CHALLENGE -
Check every line below for the word "Kararsızlar" and show those that hold it.

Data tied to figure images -
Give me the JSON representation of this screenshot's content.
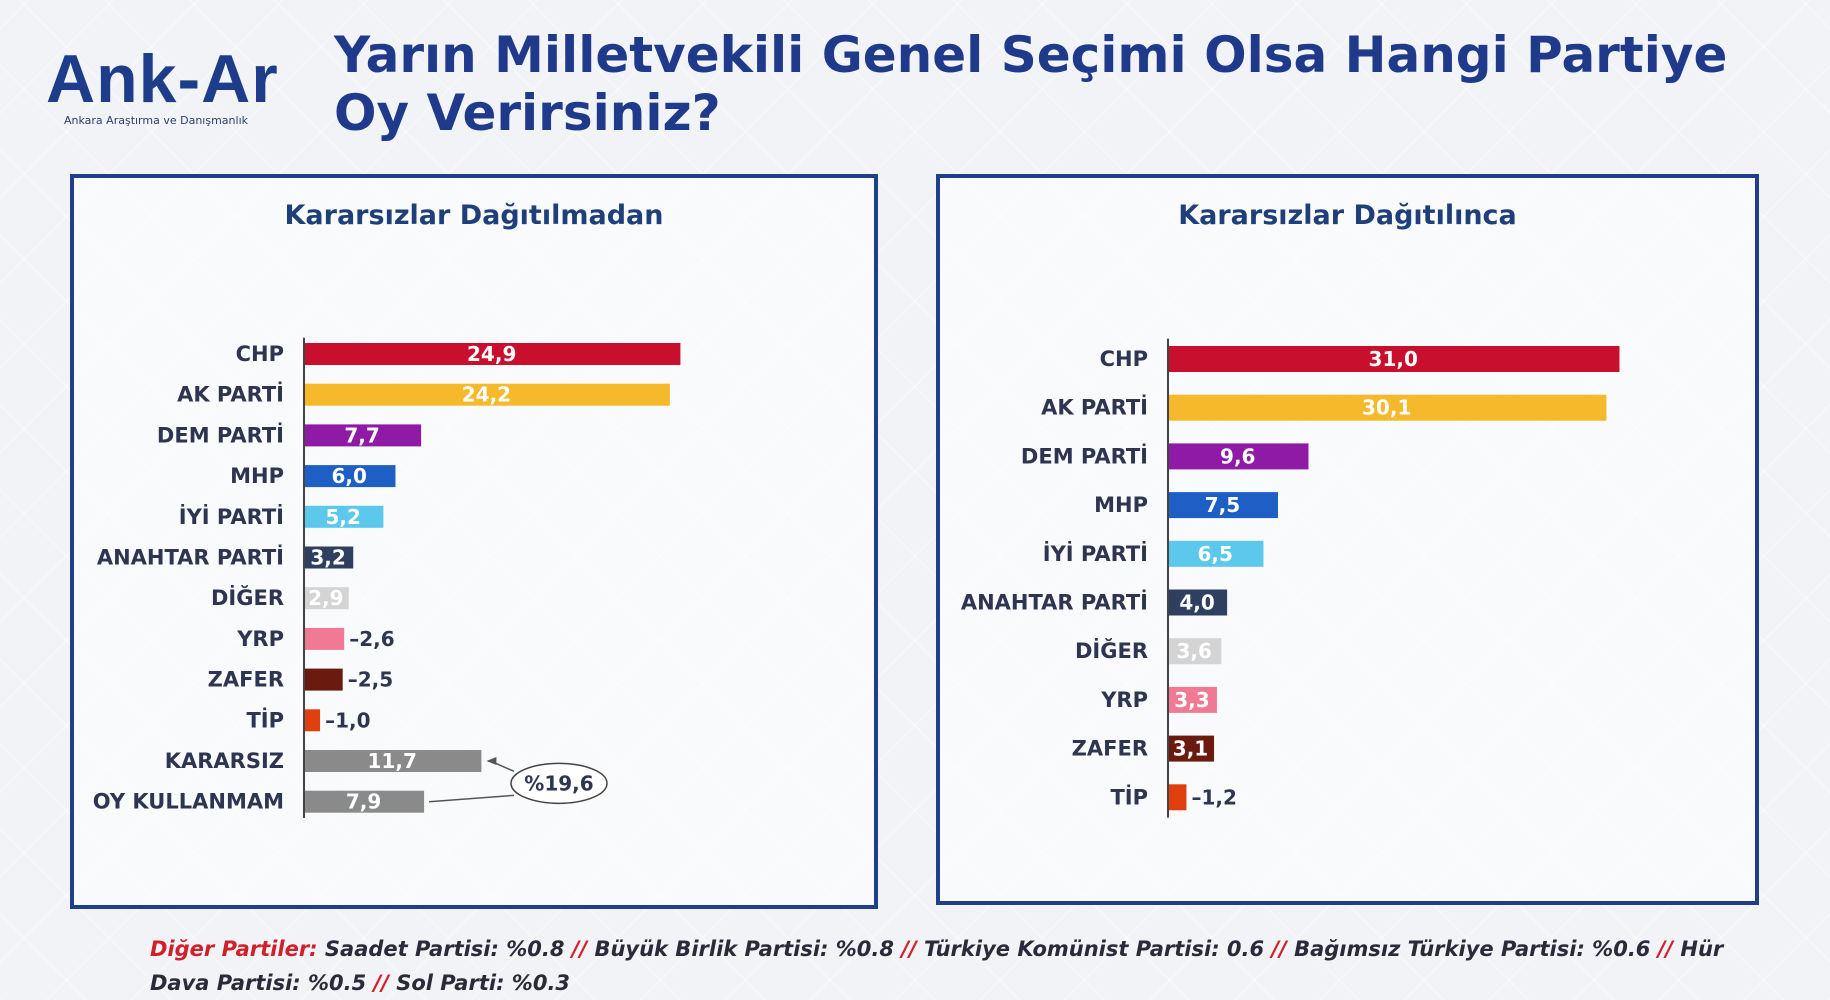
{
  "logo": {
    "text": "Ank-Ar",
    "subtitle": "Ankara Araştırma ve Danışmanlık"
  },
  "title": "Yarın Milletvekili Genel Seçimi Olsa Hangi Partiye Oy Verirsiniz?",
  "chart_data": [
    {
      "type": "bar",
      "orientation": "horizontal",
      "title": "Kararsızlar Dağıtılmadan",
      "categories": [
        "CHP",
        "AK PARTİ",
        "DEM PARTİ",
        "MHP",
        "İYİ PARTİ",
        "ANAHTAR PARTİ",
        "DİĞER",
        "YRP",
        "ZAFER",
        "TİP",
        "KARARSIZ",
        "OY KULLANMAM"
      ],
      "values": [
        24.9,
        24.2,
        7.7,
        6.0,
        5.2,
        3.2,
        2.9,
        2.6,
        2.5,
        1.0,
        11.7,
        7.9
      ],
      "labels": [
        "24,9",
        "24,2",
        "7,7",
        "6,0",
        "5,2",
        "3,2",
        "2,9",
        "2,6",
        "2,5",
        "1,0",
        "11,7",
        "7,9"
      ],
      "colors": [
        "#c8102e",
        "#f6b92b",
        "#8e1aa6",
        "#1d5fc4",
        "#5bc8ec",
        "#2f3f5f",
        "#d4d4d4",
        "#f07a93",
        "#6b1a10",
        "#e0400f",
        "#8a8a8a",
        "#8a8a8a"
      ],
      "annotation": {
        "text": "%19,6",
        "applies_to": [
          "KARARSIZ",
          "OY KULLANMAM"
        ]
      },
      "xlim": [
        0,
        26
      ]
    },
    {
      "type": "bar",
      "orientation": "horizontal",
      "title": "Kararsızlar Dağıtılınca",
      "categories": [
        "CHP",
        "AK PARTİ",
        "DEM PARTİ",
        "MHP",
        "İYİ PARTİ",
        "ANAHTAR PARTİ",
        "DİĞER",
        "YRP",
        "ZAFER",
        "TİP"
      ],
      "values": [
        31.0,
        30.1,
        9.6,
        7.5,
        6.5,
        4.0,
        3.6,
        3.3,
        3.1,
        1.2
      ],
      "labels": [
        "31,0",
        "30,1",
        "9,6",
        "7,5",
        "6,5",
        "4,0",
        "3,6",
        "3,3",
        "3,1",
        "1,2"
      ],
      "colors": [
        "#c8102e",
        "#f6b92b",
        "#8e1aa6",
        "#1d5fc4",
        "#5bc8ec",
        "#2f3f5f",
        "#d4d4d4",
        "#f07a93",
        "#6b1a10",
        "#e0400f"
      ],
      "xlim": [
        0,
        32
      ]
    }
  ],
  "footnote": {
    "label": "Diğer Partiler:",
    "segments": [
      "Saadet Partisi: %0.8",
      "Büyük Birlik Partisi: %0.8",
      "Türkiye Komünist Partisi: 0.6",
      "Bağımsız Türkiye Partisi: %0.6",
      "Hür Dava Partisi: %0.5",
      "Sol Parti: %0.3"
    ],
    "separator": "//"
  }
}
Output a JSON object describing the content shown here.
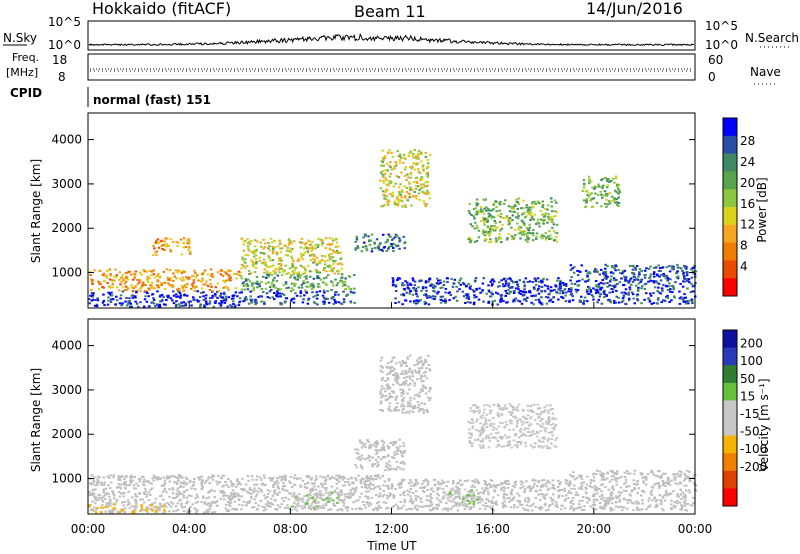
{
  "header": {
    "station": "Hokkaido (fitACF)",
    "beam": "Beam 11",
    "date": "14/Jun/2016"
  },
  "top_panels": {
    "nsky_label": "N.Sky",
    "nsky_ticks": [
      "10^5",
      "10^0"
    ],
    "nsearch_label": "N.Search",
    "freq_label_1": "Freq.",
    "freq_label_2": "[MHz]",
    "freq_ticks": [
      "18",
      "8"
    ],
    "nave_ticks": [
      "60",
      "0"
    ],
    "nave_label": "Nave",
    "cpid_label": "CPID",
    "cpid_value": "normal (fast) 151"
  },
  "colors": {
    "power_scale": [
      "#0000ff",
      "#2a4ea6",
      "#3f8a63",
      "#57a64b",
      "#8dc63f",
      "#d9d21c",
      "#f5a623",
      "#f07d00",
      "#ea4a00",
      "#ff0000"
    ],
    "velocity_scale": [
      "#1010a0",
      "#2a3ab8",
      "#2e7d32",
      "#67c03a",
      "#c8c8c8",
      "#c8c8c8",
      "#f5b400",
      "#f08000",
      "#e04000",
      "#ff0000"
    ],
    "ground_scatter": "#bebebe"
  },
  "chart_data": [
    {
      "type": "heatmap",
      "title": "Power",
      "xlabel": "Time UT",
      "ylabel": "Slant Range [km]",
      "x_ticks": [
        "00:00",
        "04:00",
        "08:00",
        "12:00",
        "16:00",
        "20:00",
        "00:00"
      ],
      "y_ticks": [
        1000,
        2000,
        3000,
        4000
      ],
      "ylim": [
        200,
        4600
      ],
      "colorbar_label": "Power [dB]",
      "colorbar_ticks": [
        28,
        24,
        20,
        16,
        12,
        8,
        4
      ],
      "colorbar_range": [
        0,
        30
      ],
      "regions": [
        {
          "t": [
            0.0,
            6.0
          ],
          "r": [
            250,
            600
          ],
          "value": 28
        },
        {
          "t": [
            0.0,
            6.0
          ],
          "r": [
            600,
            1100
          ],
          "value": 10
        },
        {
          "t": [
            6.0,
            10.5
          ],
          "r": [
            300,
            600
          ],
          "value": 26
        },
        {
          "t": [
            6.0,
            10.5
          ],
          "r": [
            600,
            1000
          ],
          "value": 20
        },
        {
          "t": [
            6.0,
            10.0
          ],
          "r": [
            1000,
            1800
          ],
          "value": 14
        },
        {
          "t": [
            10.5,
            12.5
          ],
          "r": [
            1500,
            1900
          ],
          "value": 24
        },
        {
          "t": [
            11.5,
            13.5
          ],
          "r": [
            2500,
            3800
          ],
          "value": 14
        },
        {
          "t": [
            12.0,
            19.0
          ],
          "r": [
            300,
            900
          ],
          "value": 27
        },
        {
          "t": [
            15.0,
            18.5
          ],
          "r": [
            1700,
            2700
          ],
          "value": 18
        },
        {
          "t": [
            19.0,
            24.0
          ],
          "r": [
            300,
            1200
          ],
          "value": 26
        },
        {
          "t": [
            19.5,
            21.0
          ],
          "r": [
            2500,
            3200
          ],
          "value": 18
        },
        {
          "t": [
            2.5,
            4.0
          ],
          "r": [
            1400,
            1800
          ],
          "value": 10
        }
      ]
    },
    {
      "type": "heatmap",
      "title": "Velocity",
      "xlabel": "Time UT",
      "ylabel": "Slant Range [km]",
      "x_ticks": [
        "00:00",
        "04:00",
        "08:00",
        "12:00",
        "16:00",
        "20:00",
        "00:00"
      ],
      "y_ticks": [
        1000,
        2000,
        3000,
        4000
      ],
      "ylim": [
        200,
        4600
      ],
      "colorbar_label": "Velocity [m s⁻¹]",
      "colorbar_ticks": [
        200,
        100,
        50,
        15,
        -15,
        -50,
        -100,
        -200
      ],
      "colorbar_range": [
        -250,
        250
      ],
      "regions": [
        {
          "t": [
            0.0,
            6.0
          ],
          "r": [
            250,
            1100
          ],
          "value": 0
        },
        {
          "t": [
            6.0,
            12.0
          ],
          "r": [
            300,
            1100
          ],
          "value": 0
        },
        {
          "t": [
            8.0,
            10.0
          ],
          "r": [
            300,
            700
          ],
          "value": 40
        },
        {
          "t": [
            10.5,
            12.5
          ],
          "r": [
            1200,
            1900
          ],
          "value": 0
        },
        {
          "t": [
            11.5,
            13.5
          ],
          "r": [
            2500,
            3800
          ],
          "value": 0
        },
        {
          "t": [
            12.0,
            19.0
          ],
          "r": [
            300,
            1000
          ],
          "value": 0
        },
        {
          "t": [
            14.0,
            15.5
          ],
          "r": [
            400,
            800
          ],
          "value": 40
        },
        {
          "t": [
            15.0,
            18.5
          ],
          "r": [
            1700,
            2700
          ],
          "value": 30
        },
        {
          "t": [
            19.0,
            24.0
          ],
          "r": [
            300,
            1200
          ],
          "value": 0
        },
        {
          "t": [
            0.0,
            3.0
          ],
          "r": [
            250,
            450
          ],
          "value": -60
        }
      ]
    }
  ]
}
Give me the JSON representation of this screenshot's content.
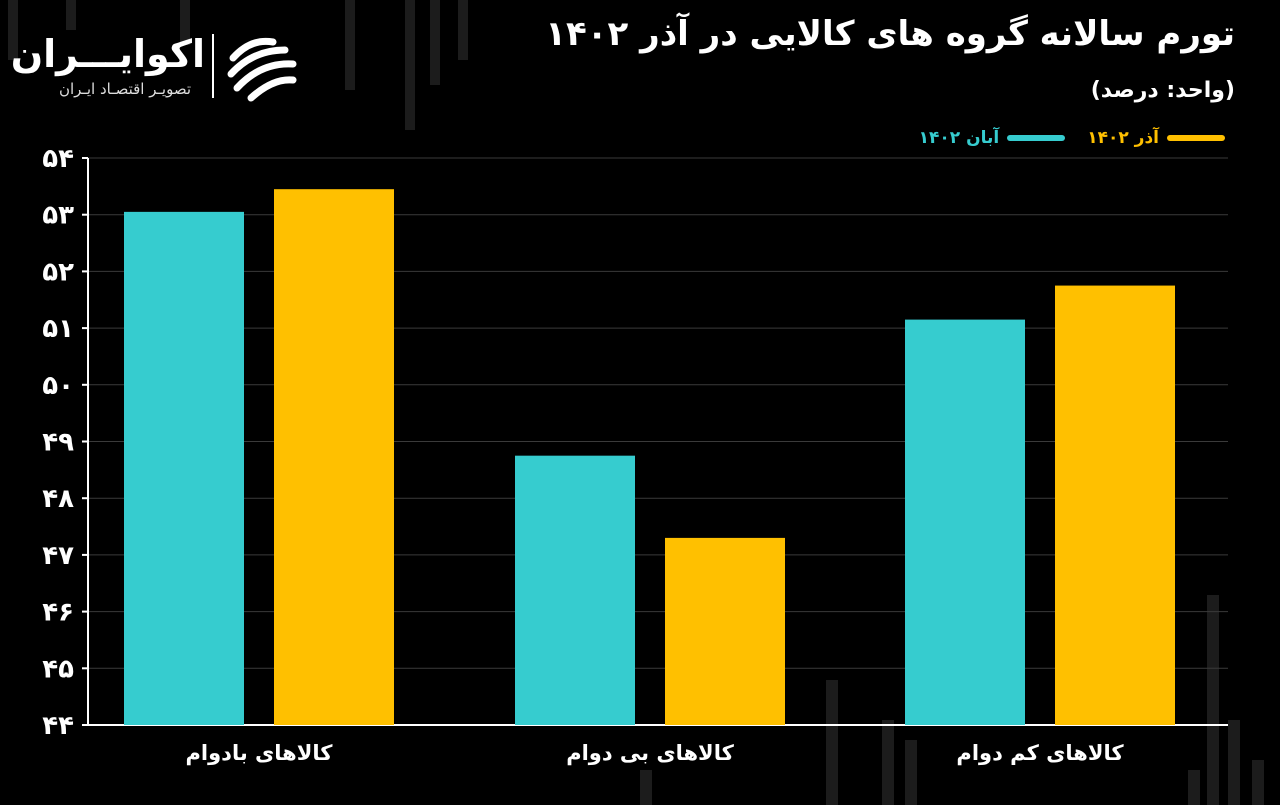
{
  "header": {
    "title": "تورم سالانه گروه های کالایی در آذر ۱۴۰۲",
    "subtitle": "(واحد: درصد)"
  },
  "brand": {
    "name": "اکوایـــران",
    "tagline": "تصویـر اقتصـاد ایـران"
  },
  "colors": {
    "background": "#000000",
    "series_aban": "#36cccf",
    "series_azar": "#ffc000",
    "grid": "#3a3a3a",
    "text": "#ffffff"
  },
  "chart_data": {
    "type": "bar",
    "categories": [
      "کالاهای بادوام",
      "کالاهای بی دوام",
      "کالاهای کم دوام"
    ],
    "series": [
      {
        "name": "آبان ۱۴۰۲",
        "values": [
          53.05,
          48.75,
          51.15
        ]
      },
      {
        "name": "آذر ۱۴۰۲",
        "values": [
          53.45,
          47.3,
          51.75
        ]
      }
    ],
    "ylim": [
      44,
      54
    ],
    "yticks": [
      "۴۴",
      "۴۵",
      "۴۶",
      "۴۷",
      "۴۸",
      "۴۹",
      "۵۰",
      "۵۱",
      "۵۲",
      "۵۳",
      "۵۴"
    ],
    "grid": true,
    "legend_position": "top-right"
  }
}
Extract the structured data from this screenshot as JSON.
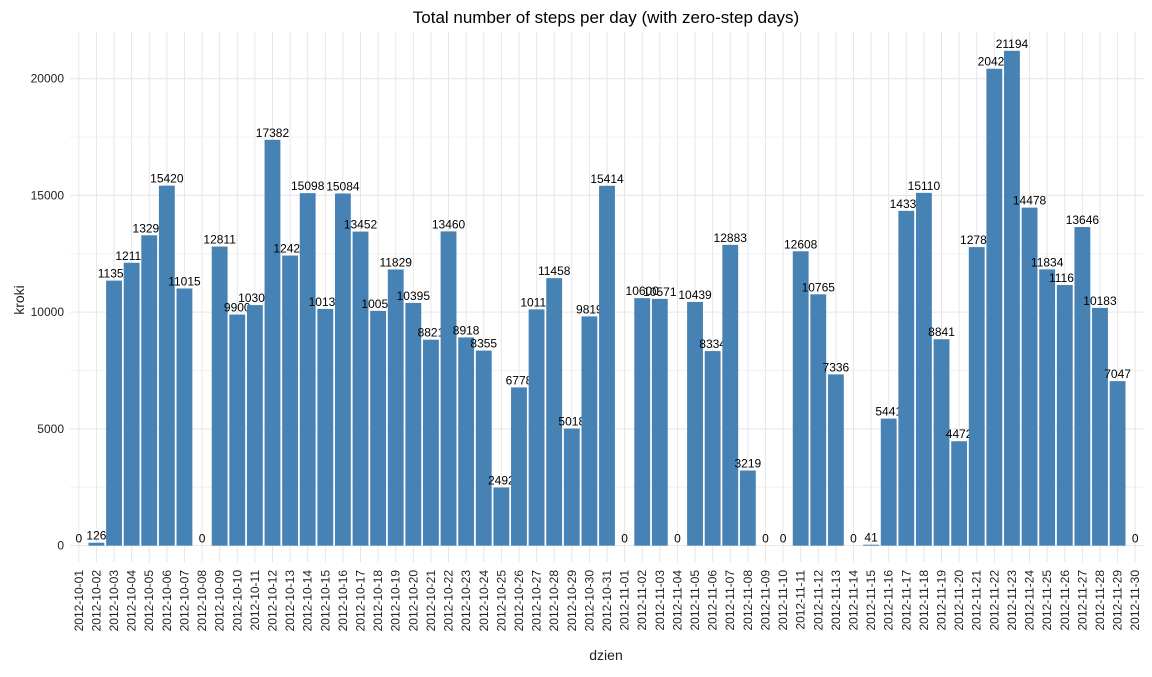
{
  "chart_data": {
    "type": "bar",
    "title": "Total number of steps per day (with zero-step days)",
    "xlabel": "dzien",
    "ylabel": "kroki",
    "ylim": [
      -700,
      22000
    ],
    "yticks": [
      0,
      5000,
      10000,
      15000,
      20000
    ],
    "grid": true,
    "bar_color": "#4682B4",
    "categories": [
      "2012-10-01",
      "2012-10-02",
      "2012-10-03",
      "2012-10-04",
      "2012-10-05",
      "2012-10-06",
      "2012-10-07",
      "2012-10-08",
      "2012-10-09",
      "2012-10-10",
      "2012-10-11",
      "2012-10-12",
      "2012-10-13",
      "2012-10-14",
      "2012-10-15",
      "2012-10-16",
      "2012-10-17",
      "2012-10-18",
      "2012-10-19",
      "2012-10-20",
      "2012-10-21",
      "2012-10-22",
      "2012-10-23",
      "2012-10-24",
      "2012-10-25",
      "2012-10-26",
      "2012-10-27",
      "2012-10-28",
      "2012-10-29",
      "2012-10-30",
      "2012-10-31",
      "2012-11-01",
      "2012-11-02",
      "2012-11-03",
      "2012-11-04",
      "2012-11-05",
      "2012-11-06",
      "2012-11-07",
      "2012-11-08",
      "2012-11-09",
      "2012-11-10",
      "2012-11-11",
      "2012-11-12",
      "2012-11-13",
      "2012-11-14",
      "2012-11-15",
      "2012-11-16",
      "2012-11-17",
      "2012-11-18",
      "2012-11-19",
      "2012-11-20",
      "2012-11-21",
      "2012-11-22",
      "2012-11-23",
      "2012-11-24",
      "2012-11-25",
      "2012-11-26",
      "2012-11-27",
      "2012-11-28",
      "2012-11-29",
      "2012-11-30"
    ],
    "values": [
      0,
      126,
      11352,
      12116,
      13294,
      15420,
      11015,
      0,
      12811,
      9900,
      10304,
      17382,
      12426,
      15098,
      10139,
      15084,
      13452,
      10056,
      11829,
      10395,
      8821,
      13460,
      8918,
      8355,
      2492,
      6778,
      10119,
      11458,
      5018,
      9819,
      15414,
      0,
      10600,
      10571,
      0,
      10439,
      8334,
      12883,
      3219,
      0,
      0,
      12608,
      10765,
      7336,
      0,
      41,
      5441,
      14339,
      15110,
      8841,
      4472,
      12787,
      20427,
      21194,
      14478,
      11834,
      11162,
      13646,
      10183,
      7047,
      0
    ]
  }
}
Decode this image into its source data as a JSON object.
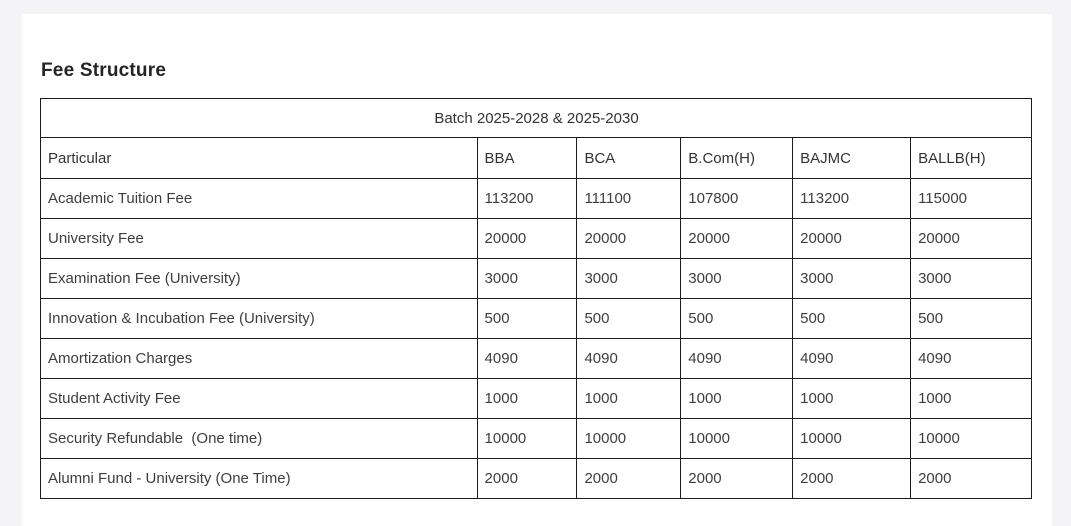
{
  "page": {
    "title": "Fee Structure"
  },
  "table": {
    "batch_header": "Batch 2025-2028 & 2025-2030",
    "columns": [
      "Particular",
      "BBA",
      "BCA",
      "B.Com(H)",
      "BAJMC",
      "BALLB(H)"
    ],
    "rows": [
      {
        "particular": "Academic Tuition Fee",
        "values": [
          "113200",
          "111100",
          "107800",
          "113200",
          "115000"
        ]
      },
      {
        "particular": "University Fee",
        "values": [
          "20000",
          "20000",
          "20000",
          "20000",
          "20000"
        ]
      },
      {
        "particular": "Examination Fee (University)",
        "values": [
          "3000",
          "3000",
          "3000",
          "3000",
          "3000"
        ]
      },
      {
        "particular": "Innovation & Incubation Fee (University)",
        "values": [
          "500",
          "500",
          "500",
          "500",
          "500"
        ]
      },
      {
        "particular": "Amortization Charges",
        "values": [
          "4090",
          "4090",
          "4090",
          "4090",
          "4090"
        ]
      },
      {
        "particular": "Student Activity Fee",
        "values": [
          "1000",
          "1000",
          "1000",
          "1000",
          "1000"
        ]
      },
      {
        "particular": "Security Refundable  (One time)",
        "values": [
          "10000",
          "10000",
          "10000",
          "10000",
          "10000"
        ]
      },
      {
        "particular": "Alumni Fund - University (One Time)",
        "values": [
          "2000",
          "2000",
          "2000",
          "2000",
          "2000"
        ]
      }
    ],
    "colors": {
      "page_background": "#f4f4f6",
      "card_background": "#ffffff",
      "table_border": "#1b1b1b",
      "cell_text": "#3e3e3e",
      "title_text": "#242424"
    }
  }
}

OUTPUT OF THE TASK -
      "title": "Kararsızlar Dağıtılmadan",
      "title": "Kararsızlar Dağıtılınca",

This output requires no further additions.